[Instructions for the task]
Only a number is expected: how many lines in the data below contain the word "rational".
******
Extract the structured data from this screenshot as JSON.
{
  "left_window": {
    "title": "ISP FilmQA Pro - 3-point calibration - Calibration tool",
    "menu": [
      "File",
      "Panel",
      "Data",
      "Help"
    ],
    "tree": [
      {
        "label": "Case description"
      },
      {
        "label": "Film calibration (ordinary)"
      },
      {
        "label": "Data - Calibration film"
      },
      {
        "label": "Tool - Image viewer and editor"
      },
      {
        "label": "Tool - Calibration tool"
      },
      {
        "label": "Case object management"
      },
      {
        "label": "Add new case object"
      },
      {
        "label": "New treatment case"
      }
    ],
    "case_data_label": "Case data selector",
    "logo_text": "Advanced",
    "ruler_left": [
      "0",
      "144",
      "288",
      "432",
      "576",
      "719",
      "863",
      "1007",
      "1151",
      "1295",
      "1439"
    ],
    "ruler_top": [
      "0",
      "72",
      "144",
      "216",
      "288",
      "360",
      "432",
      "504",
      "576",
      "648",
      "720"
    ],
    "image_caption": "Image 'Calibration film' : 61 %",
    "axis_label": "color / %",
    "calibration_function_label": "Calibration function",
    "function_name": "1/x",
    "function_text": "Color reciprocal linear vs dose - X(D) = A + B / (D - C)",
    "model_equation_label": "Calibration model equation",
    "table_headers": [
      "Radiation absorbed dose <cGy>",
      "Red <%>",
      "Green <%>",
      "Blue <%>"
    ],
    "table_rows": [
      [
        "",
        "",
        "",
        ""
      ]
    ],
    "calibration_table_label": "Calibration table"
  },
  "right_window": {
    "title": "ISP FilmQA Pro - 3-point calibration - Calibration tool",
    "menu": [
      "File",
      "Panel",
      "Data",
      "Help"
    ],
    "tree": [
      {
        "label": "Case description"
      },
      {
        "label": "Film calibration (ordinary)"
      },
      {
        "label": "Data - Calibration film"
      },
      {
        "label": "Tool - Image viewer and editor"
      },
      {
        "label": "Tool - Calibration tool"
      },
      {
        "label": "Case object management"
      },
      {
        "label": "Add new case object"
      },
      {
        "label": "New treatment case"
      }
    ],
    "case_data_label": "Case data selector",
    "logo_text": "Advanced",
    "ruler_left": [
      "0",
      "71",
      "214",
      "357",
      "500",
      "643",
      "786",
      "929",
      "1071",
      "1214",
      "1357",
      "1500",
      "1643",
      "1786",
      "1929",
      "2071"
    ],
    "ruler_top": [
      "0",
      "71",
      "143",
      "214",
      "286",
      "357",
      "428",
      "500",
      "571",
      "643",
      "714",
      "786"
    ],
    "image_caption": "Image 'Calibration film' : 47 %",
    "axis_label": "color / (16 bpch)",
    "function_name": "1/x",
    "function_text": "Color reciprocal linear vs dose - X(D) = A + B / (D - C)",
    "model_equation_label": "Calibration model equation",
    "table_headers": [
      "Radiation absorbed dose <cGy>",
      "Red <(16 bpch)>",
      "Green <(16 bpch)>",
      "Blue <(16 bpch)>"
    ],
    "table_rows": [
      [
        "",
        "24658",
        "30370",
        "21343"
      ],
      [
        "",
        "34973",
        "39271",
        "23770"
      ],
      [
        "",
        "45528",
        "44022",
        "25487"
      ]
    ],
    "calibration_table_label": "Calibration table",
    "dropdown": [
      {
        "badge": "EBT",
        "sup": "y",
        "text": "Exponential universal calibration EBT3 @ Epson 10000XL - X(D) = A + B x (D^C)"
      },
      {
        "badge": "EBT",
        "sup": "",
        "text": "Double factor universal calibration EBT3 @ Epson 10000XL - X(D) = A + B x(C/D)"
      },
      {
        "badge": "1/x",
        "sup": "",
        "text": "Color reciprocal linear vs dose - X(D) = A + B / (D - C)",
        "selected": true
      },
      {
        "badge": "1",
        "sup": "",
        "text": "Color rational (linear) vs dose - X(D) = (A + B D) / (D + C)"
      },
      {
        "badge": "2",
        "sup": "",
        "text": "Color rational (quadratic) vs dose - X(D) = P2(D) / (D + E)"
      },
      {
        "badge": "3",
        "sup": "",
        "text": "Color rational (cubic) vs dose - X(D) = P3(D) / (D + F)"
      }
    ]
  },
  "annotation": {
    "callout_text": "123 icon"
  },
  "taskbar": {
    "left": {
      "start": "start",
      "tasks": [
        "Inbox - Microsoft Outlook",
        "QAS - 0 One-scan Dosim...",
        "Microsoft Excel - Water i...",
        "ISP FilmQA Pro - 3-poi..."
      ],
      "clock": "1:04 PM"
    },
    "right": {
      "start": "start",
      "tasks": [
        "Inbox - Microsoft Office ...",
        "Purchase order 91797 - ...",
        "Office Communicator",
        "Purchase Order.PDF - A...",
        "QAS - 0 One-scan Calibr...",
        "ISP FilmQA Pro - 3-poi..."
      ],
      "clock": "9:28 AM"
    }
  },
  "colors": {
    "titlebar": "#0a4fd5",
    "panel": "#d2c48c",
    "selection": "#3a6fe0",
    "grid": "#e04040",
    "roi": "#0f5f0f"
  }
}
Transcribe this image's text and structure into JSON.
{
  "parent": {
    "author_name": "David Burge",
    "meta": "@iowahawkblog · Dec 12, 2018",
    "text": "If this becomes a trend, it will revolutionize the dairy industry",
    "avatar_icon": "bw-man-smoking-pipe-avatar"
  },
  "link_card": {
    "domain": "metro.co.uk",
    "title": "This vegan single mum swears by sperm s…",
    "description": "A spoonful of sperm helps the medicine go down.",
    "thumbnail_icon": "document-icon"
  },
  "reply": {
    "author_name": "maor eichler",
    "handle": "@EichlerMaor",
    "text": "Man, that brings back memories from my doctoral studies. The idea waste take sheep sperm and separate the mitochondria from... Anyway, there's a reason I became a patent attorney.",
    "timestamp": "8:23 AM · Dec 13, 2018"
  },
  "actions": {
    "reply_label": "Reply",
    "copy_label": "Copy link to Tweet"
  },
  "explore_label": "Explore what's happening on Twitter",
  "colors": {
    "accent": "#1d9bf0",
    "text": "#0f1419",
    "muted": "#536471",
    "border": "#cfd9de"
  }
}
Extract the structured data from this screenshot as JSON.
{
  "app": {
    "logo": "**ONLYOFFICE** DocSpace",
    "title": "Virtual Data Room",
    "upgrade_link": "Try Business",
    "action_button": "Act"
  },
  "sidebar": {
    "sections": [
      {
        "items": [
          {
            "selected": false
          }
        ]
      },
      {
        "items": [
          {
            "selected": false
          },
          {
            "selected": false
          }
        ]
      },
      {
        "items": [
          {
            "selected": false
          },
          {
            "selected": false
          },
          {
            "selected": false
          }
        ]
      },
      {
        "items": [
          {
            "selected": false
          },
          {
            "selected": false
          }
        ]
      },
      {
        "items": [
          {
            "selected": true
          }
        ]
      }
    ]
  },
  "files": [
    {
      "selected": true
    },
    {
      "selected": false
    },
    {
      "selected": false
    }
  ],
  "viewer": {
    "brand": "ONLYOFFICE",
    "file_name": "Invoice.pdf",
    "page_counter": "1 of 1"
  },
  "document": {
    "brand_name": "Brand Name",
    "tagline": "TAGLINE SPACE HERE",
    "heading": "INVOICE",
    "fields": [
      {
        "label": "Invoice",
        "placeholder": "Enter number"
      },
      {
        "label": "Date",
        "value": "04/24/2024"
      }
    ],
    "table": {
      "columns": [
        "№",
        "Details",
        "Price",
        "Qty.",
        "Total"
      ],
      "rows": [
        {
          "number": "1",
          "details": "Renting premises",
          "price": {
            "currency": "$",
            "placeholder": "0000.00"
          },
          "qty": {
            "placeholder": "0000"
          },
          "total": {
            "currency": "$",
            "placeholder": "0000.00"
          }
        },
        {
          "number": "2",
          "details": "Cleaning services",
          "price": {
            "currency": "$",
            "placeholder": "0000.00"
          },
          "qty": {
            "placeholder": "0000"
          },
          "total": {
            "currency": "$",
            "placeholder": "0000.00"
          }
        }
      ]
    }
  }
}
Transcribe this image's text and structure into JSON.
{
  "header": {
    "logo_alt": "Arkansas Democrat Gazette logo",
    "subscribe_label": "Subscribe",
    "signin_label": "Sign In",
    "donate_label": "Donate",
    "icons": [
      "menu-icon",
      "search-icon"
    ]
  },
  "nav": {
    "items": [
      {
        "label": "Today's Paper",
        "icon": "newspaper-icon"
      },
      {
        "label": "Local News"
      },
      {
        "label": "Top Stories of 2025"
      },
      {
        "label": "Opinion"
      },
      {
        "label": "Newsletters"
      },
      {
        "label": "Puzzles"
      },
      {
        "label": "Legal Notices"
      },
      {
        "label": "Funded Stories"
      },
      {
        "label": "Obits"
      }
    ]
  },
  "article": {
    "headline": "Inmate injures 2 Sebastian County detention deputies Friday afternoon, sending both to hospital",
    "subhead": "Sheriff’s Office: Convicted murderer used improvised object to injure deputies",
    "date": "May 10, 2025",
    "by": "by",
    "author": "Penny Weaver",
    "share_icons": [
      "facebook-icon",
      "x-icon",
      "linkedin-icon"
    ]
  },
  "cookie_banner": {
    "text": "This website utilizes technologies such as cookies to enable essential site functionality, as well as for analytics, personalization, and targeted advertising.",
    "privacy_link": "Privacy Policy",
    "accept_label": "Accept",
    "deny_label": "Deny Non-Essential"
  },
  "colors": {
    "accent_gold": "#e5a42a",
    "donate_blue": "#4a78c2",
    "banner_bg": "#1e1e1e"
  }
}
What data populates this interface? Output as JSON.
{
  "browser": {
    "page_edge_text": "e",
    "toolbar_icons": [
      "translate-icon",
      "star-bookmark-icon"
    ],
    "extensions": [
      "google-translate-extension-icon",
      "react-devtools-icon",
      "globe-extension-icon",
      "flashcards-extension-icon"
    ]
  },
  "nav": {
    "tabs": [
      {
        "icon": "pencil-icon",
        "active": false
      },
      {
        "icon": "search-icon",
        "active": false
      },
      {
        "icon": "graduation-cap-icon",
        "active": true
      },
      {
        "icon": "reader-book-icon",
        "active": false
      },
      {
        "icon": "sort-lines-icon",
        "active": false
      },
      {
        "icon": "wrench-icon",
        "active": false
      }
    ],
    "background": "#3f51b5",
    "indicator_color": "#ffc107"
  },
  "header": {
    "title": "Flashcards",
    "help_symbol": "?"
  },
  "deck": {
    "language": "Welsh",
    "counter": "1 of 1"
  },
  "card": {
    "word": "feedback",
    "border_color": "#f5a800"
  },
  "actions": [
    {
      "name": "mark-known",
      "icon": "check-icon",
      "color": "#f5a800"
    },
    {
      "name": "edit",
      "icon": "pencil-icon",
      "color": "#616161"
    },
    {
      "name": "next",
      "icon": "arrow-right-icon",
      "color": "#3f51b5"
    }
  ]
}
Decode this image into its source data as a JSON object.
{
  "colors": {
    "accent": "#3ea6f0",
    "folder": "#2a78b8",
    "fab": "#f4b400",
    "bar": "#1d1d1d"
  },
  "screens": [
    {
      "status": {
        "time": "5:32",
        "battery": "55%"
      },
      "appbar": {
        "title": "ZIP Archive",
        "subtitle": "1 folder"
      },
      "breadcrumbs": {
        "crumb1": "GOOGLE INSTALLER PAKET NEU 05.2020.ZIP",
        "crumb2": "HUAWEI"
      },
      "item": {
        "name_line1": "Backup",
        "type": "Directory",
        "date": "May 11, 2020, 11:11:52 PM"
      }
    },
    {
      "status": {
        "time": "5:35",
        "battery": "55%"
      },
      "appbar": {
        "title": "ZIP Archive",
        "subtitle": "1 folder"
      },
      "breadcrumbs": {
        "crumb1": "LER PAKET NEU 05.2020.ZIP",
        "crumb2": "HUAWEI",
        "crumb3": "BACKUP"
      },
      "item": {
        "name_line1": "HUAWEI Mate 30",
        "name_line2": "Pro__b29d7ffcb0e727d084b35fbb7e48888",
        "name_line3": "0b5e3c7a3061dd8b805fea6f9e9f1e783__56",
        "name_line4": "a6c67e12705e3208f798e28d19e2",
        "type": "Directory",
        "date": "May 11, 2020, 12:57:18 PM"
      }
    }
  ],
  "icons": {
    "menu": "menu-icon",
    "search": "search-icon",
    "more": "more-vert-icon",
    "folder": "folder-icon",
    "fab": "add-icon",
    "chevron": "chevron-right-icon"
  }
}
******
[The response]
3